Task description: Output the full listing below exactly as it reads, and skip anything that is a picture.

Records for the task:
━━━

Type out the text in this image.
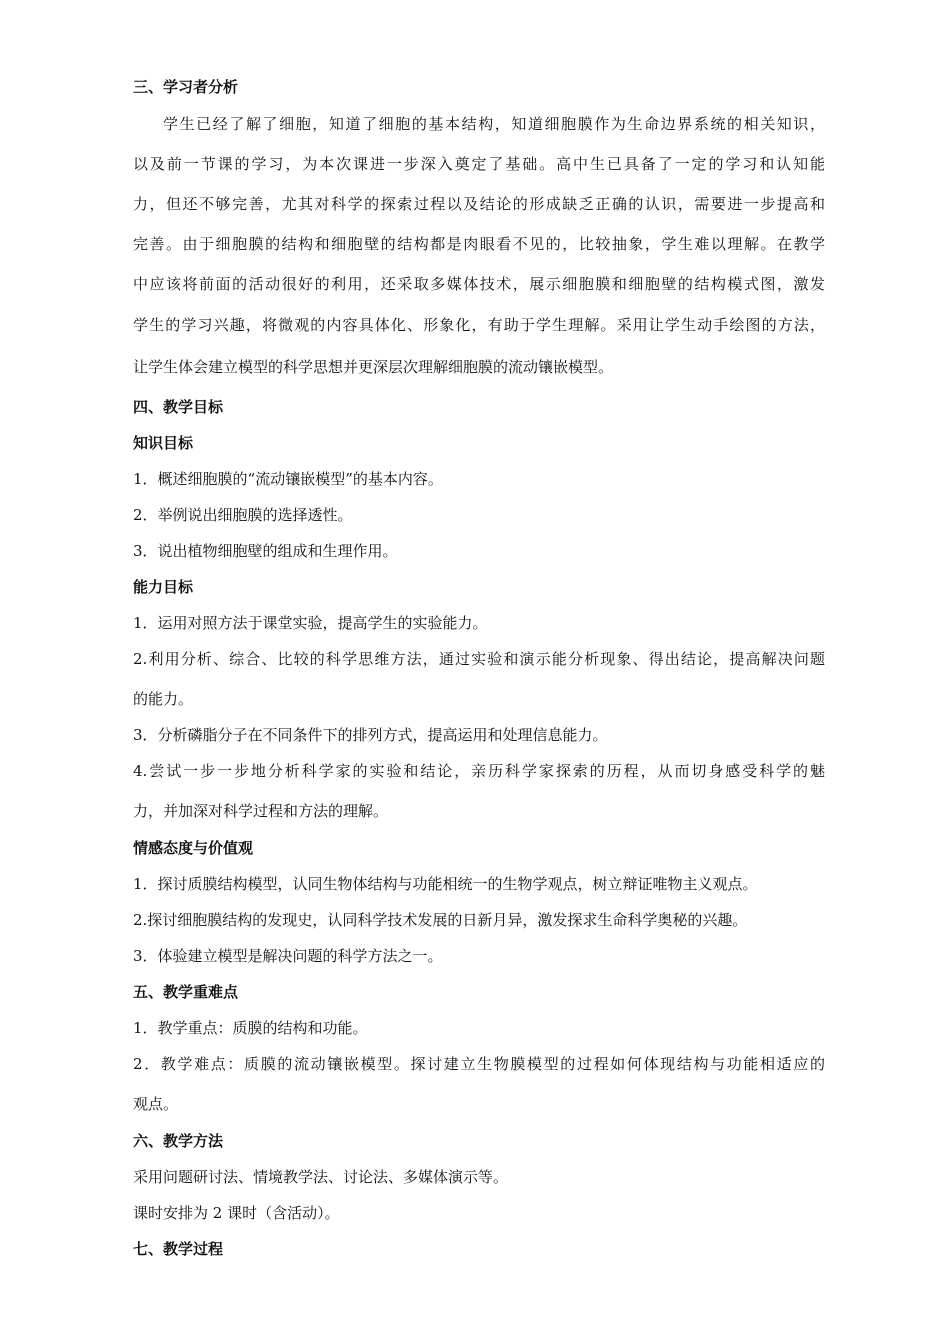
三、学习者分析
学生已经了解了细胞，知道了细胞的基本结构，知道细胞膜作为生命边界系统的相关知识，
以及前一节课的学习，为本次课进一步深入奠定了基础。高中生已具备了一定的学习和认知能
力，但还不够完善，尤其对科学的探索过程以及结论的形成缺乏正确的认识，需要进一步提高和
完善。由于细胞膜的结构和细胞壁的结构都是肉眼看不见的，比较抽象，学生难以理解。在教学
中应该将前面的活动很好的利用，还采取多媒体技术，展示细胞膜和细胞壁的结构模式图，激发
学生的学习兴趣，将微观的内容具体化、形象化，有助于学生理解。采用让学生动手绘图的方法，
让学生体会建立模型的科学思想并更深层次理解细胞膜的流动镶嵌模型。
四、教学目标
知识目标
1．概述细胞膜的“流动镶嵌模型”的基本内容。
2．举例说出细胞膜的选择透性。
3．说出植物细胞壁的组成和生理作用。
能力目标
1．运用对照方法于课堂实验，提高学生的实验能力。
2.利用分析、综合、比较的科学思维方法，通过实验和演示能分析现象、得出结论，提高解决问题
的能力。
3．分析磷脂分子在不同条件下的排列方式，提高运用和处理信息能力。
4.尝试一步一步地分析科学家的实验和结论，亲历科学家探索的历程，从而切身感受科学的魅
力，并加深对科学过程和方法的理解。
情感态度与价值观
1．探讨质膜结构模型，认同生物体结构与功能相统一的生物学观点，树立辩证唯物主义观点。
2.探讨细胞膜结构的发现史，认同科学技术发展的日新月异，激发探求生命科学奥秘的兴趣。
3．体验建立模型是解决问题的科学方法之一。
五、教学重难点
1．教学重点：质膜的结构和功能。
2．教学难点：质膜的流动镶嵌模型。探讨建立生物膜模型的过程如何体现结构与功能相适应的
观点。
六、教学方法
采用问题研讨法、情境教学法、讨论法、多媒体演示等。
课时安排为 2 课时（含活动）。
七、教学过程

━━━

Reply to the exercise:
Type out the text in this image.
三、学习者分析
学生已经了解了细胞，知道了细胞的基本结构，知道细胞膜作为生命边界系统的相关知识，
以及前一节课的学习，为本次课进一步深入奠定了基础。高中生已具备了一定的学习和认知能
力，但还不够完善，尤其对科学的探索过程以及结论的形成缺乏正确的认识，需要进一步提高和
完善。由于细胞膜的结构和细胞壁的结构都是肉眼看不见的，比较抽象，学生难以理解。在教学
中应该将前面的活动很好的利用，还采取多媒体技术，展示细胞膜和细胞壁的结构模式图，激发
学生的学习兴趣，将微观的内容具体化、形象化，有助于学生理解。采用让学生动手绘图的方法，
让学生体会建立模型的科学思想并更深层次理解细胞膜的流动镶嵌模型。
四、教学目标
知识目标
1．概述细胞膜的“流动镶嵌模型”的基本内容。
2．举例说出细胞膜的选择透性。
3．说出植物细胞壁的组成和生理作用。
能力目标
1．运用对照方法于课堂实验，提高学生的实验能力。
2.利用分析、综合、比较的科学思维方法，通过实验和演示能分析现象、得出结论，提高解决问题
的能力。
3．分析磷脂分子在不同条件下的排列方式，提高运用和处理信息能力。
4.尝试一步一步地分析科学家的实验和结论，亲历科学家探索的历程，从而切身感受科学的魅
力，并加深对科学过程和方法的理解。
情感态度与价值观
1．探讨质膜结构模型，认同生物体结构与功能相统一的生物学观点，树立辩证唯物主义观点。
2.探讨细胞膜结构的发现史，认同科学技术发展的日新月异，激发探求生命科学奥秘的兴趣。
3．体验建立模型是解决问题的科学方法之一。
五、教学重难点
1．教学重点：质膜的结构和功能。
2．教学难点：质膜的流动镶嵌模型。探讨建立生物膜模型的过程如何体现结构与功能相适应的
观点。
六、教学方法
采用问题研讨法、情境教学法、讨论法、多媒体演示等。
课时安排为 2 课时（含活动）。
七、教学过程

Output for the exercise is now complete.